◆ **What is being asked**:
Copy each line that contains the string "title".

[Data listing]
○ ○ ○ ○ ○
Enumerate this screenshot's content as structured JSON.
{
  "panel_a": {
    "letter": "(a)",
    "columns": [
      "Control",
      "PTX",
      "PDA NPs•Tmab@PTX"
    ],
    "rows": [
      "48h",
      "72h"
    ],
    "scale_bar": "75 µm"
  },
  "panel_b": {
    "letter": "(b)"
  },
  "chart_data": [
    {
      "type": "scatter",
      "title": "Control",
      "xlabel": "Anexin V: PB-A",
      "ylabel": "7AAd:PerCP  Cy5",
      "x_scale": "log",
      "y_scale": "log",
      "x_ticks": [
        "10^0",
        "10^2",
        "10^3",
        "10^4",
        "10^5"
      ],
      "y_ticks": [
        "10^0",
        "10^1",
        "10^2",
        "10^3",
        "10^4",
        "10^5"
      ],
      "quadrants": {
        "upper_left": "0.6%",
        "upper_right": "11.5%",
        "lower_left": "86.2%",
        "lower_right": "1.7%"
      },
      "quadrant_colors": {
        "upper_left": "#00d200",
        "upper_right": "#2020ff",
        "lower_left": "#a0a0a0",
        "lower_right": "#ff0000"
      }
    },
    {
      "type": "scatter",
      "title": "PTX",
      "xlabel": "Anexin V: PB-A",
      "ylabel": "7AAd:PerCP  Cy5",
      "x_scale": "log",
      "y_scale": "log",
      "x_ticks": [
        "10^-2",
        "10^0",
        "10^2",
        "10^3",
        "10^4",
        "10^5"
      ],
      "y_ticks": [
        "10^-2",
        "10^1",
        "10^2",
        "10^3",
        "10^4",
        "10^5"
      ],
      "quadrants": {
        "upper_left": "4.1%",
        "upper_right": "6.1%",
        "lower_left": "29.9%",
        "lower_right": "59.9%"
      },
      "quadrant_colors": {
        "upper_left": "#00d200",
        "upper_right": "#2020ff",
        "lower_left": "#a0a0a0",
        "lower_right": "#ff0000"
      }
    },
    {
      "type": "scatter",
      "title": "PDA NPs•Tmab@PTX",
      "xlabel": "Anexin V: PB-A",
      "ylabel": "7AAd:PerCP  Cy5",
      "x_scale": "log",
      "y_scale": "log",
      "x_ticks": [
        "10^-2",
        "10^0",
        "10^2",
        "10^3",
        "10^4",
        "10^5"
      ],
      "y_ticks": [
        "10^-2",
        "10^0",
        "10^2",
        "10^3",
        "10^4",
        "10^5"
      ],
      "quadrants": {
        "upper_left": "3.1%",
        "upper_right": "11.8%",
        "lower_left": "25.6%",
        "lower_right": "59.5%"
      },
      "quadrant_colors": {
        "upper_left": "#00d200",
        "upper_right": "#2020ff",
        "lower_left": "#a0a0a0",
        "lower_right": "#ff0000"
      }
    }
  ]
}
○ ○ ○ ○ ○
◆ **Exercise response**:
      "title": "Control",
      "title": "PTX",
      "title": "PDA NPs•Tmab@PTX",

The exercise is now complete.